OBJECTIVE:
Find the word "letter" in the material below and gather every line that contains it.

RECORDS FOR THIS EXERCISE:
— start —

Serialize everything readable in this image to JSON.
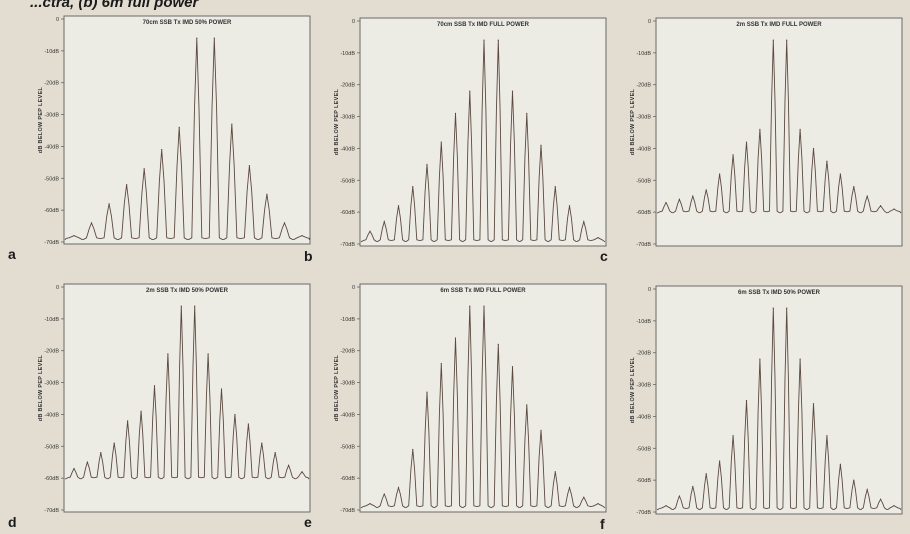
{
  "header": {
    "caption": "...ctra, (b) 6m full power"
  },
  "chart_data": [
    {
      "type": "line",
      "letter": "a",
      "title": "70cm SSB Tx IMD 50% POWER",
      "ylabel": "dB BELOW PEP LEVEL",
      "yticks": [
        "0",
        "-10dB",
        "-20dB",
        "-30dB",
        "-40dB",
        "-50dB",
        "-60dB",
        "-70dB"
      ],
      "ylim": [
        -70,
        0
      ],
      "noise_floor": -69,
      "peaks": [
        -68,
        -64,
        -58,
        -52,
        -47,
        -41,
        -34,
        -6,
        -6,
        -33,
        -46,
        -55,
        -64,
        -68
      ]
    },
    {
      "type": "line",
      "letter": "b",
      "title": "70cm SSB Tx IMD FULL POWER",
      "ylabel": "dB BELOW PEP LEVEL",
      "yticks": [
        "0",
        "-10dB",
        "-20dB",
        "-30dB",
        "-40dB",
        "-50dB",
        "-60dB",
        "-70dB"
      ],
      "ylim": [
        -70,
        0
      ],
      "noise_floor": -69,
      "peaks": [
        -66,
        -63,
        -58,
        -52,
        -45,
        -38,
        -29,
        -22,
        -6,
        -6,
        -22,
        -29,
        -39,
        -52,
        -58,
        -63,
        -68
      ]
    },
    {
      "type": "line",
      "letter": "c",
      "title": "2m SSB Tx IMD FULL POWER",
      "ylabel": "dB BELOW PEP LEVEL",
      "yticks": [
        "0",
        "-10dB",
        "-20dB",
        "-30dB",
        "-40dB",
        "-50dB",
        "-60dB",
        "-70dB"
      ],
      "ylim": [
        -70,
        0
      ],
      "noise_floor": -60,
      "peaks": [
        -57,
        -56,
        -55,
        -53,
        -48,
        -42,
        -38,
        -34,
        -6,
        -6,
        -34,
        -40,
        -44,
        -48,
        -52,
        -55,
        -58,
        -59
      ]
    },
    {
      "type": "line",
      "letter": "d",
      "title": "2m SSB Tx IMD 50% POWER",
      "ylabel": "dB BELOW PEP LEVEL",
      "yticks": [
        "0",
        "-10dB",
        "-20dB",
        "-30dB",
        "-40dB",
        "-50dB",
        "-60dB",
        "-70dB"
      ],
      "ylim": [
        -70,
        0
      ],
      "noise_floor": -60,
      "peaks": [
        -57,
        -55,
        -52,
        -49,
        -42,
        -39,
        -31,
        -21,
        -6,
        -6,
        -21,
        -32,
        -40,
        -43,
        -49,
        -52,
        -56,
        -58
      ]
    },
    {
      "type": "line",
      "letter": "e",
      "title": "6m SSB Tx IMD FULL POWER",
      "ylabel": "dB BELOW PEP LEVEL",
      "yticks": [
        "0",
        "-10dB",
        "-20dB",
        "-30dB",
        "-40dB",
        "-50dB",
        "-60dB",
        "-70dB"
      ],
      "ylim": [
        -70,
        0
      ],
      "noise_floor": -69,
      "peaks": [
        -68,
        -65,
        -63,
        -51,
        -33,
        -24,
        -16,
        -6,
        -6,
        -18,
        -25,
        -37,
        -45,
        -58,
        -63,
        -66,
        -68
      ]
    },
    {
      "type": "line",
      "letter": "f",
      "title": "6m SSB Tx IMD 50% POWER",
      "ylabel": "dB BELOW PEP LEVEL",
      "yticks": [
        "0",
        "-10dB",
        "-20dB",
        "-30dB",
        "-40dB",
        "-50dB",
        "-60dB",
        "-70dB"
      ],
      "ylim": [
        -70,
        0
      ],
      "noise_floor": -69,
      "peaks": [
        -68,
        -65,
        -62,
        -58,
        -54,
        -46,
        -35,
        -22,
        -6,
        -6,
        -22,
        -36,
        -46,
        -55,
        -60,
        -63,
        -66,
        -68
      ]
    }
  ]
}
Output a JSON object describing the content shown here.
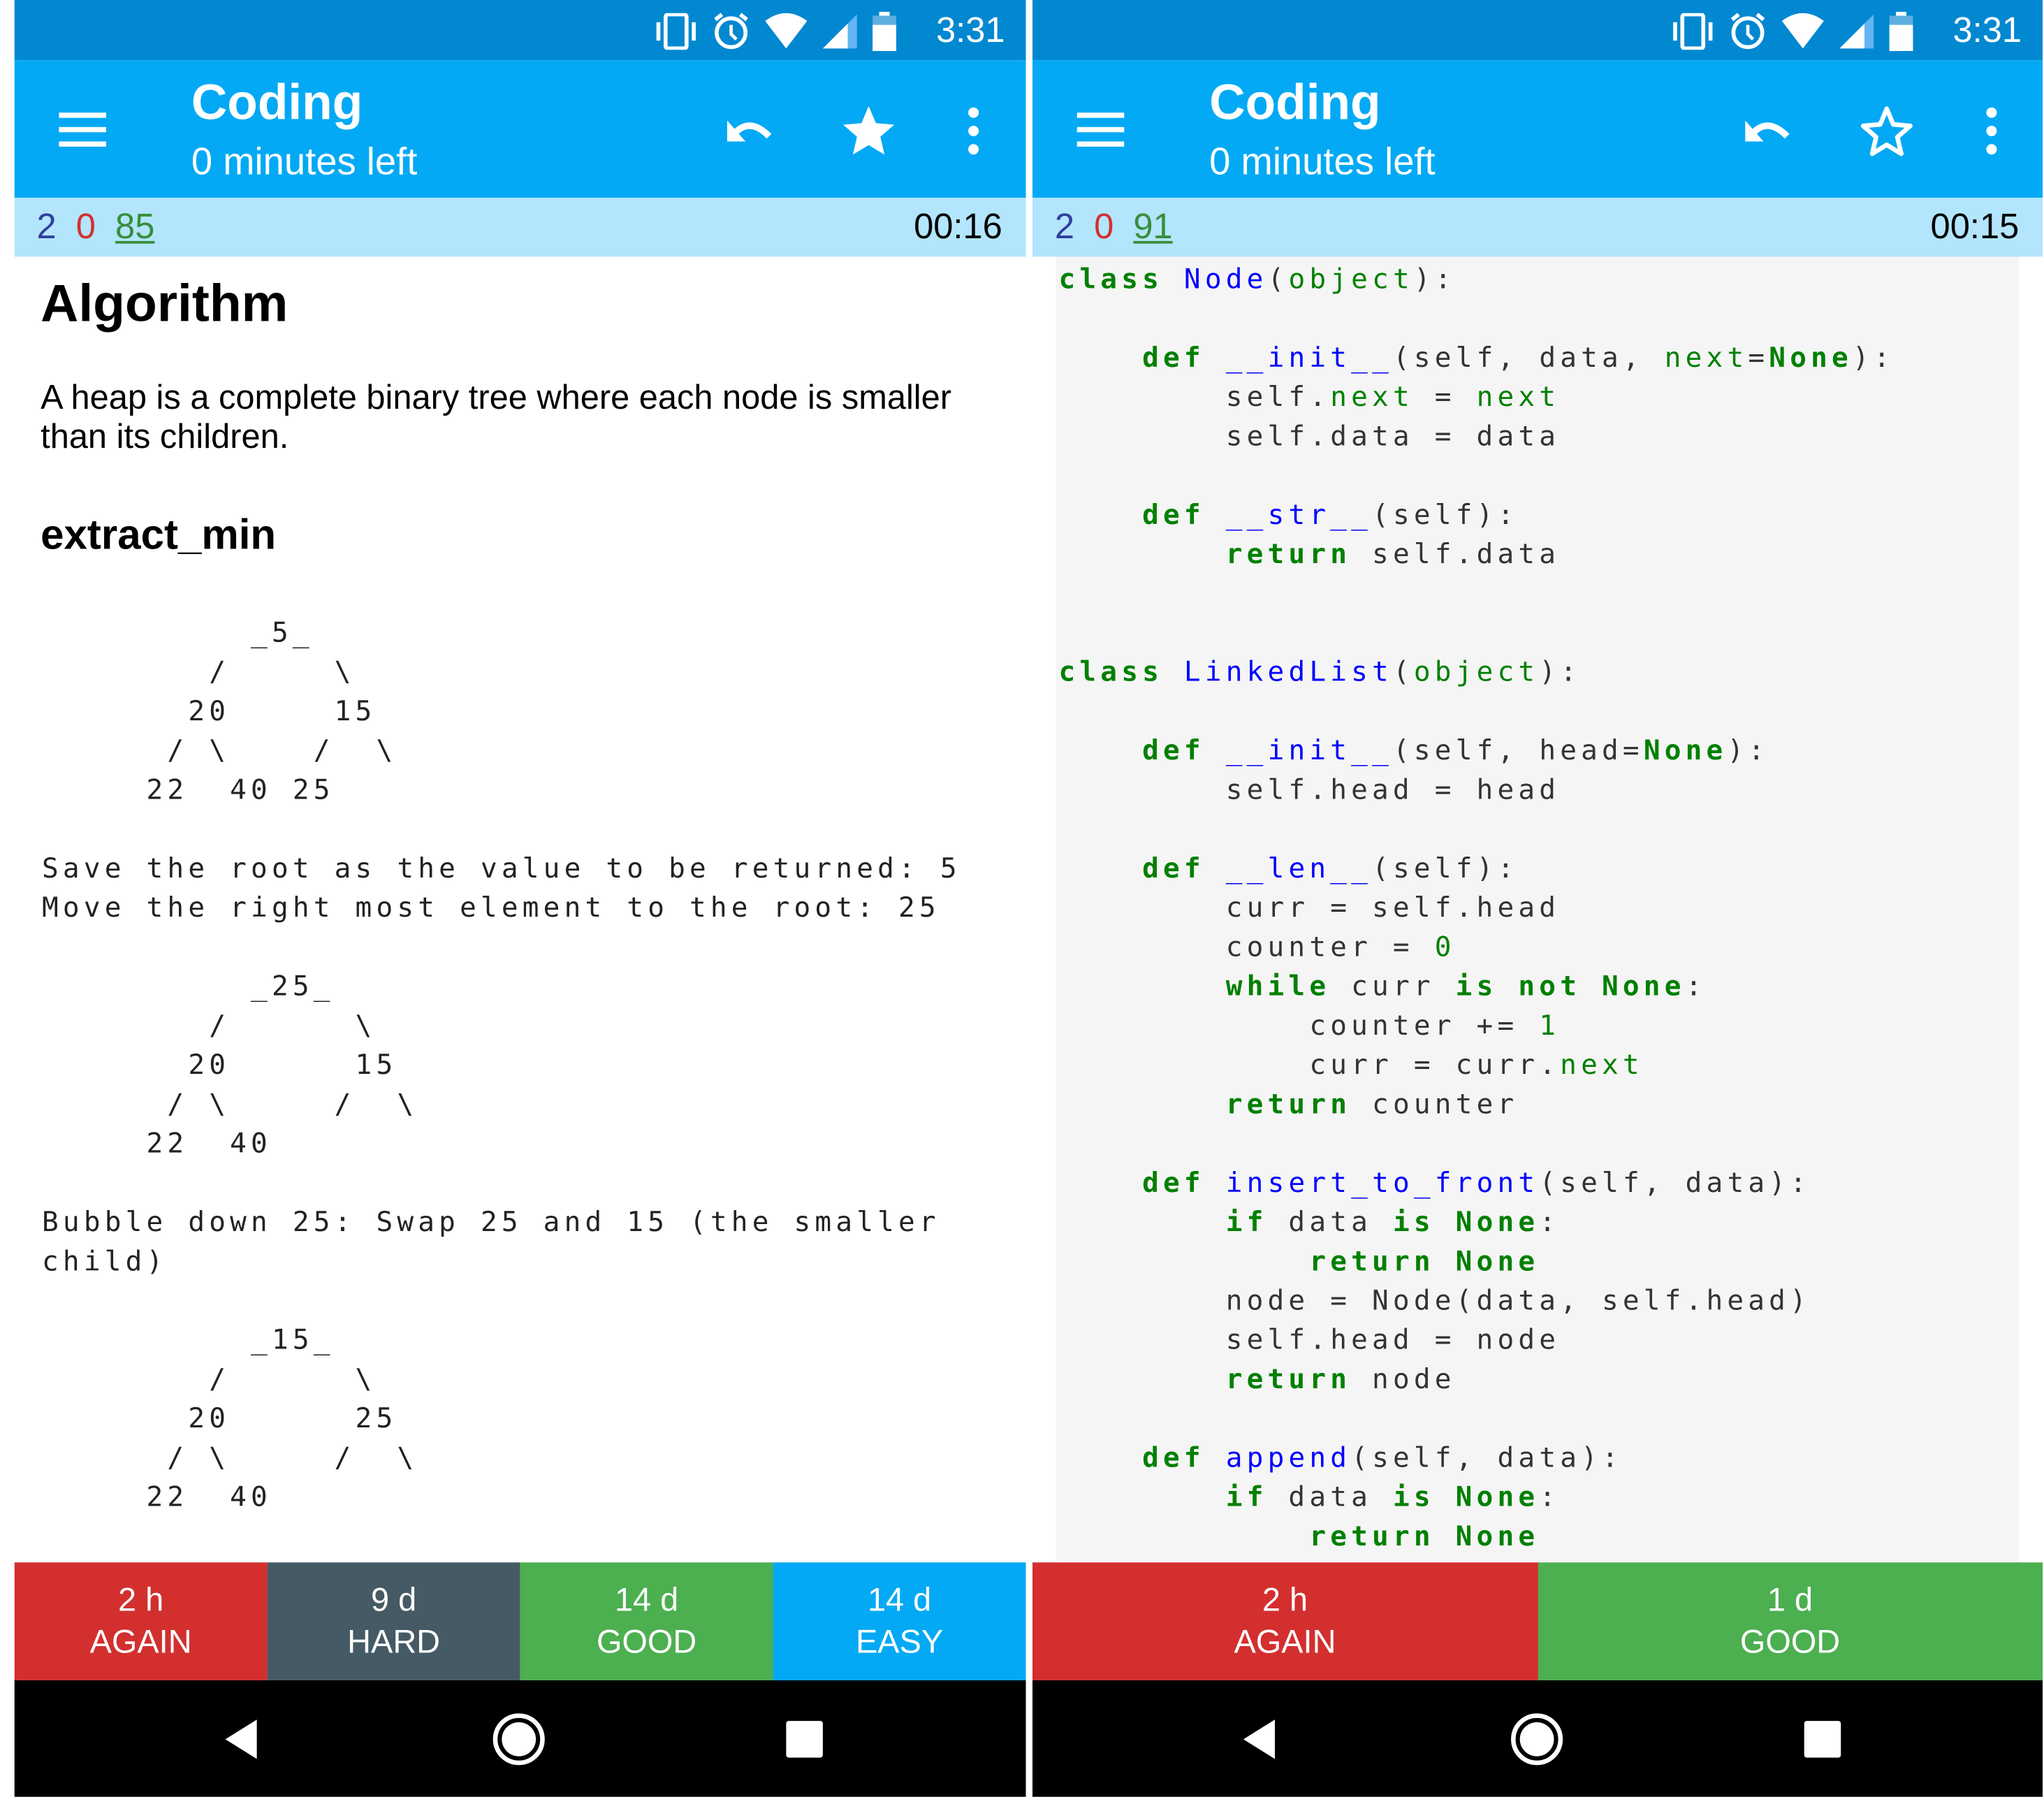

— end —

RESULT OF THE TASK:
      "letter": "a",
      "letter": "b",
      "letter": "c",
      "letter": "d",
      "letter": "e",
      "letter": "f",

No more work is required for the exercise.